• _RECORDS FOR THIS EXERCISE_:

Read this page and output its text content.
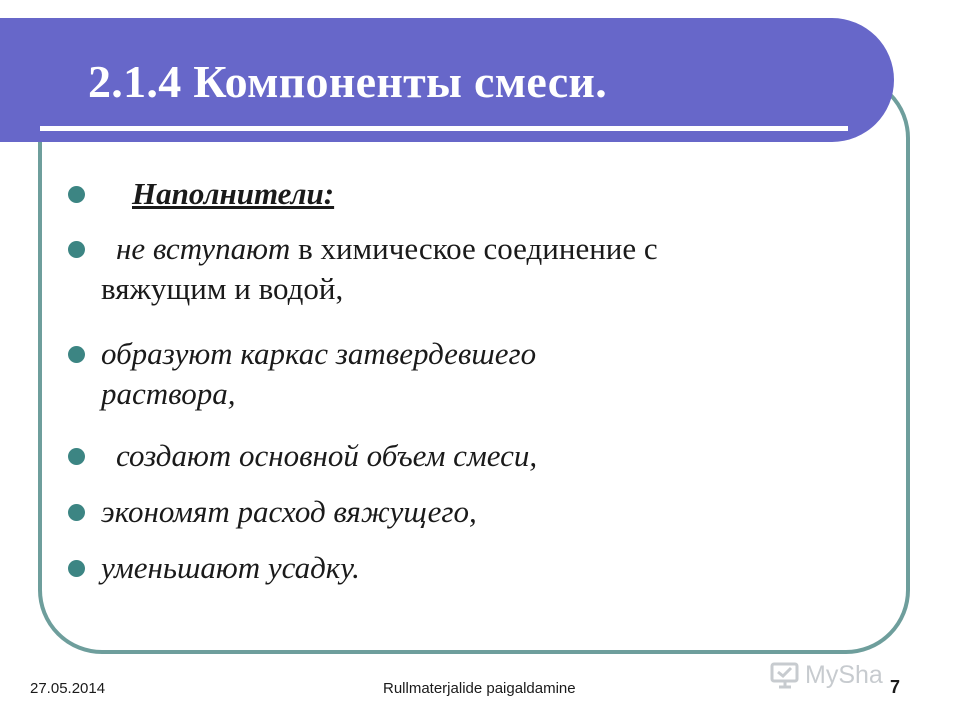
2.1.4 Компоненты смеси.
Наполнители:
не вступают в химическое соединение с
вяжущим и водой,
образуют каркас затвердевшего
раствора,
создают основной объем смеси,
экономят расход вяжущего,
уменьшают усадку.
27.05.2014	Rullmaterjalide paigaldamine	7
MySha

--

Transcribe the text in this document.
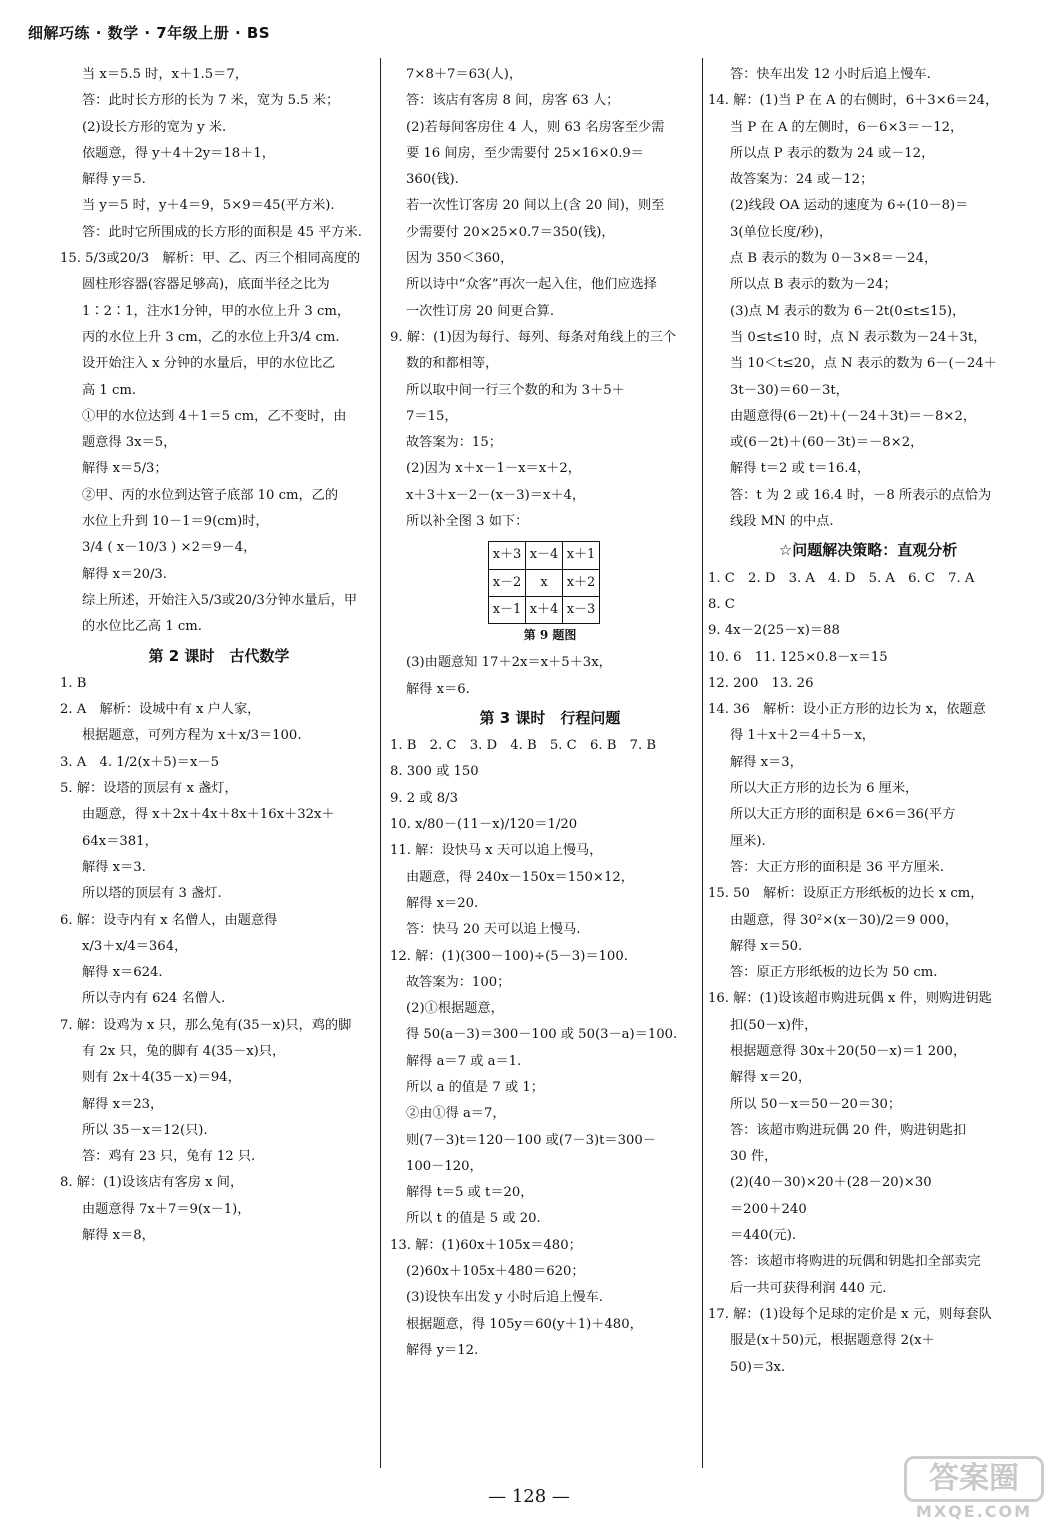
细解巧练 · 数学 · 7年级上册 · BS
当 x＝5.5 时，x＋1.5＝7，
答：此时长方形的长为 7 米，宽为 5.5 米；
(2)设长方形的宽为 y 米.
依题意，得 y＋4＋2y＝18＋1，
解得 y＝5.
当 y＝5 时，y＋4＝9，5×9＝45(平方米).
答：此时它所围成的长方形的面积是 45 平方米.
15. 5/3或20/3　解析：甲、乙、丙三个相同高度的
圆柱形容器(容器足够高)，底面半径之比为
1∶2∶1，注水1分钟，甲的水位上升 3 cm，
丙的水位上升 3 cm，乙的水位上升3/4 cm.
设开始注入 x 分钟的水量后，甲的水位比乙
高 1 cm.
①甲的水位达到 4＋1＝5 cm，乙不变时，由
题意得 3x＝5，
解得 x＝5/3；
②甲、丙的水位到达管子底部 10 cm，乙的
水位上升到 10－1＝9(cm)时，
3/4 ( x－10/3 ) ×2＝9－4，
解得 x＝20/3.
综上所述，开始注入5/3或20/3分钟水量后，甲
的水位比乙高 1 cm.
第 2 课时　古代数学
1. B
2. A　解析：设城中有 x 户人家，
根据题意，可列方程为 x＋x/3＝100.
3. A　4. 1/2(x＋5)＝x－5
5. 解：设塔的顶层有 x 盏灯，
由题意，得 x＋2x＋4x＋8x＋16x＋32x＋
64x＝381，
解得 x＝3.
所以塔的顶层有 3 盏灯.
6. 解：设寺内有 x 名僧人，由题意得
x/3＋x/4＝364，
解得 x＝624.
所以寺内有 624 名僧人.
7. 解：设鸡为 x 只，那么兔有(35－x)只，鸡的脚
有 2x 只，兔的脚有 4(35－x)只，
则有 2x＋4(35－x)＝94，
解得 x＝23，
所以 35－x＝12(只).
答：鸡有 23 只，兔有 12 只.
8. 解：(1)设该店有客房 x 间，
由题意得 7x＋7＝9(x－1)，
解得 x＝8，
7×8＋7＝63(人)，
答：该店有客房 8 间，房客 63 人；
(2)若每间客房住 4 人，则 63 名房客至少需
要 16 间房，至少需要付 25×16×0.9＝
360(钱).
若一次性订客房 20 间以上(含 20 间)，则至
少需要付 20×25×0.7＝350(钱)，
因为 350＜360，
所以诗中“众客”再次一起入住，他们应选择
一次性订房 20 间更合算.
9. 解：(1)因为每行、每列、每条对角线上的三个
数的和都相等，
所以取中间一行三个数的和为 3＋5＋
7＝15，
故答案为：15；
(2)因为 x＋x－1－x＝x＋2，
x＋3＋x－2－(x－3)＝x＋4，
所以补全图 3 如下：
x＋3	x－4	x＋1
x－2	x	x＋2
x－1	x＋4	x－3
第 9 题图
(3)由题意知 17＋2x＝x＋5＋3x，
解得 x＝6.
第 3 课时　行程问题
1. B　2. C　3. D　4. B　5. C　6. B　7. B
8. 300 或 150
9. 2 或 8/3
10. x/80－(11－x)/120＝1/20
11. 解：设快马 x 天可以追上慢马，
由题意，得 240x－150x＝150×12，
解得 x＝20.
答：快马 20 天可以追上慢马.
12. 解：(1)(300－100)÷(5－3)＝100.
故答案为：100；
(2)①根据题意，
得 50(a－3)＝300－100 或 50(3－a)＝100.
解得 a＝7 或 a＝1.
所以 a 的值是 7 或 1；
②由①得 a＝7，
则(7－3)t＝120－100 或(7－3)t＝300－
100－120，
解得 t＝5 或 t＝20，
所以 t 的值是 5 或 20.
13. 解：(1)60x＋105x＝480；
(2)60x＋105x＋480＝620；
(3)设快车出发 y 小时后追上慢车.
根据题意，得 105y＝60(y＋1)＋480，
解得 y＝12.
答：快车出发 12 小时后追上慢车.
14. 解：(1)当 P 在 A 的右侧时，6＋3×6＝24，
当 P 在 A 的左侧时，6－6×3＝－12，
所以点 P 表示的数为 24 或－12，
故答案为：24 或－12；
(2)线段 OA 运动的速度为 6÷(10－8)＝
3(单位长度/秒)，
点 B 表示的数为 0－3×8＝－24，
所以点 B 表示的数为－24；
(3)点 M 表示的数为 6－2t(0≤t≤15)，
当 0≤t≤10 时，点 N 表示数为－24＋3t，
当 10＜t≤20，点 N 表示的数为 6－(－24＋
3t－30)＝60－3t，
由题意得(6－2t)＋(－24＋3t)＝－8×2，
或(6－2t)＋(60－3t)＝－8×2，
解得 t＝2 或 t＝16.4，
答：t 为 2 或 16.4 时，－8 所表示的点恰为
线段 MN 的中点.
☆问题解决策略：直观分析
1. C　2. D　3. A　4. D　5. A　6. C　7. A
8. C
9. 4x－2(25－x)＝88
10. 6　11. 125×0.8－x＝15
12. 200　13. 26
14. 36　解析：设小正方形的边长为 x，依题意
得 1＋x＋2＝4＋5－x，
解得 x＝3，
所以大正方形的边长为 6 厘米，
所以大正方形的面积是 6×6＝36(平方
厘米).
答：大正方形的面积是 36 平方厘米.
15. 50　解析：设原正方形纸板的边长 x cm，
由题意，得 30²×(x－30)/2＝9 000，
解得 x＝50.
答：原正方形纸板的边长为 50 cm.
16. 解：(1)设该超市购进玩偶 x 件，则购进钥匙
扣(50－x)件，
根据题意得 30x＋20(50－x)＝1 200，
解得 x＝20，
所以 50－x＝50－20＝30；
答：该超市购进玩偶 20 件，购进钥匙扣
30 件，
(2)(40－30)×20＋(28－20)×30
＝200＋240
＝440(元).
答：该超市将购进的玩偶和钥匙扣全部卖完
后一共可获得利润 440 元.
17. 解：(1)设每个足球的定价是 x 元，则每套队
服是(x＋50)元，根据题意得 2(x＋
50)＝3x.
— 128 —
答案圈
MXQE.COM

• _SHORT EXERCISE_: Search the data for the string "根据题意得" and copy each line where it appears.

• _WRITTEN SOLUTION_:
根据题意得 30x＋20(50－x)＝1 200，
服是(x＋50)元，根据题意得 2(x＋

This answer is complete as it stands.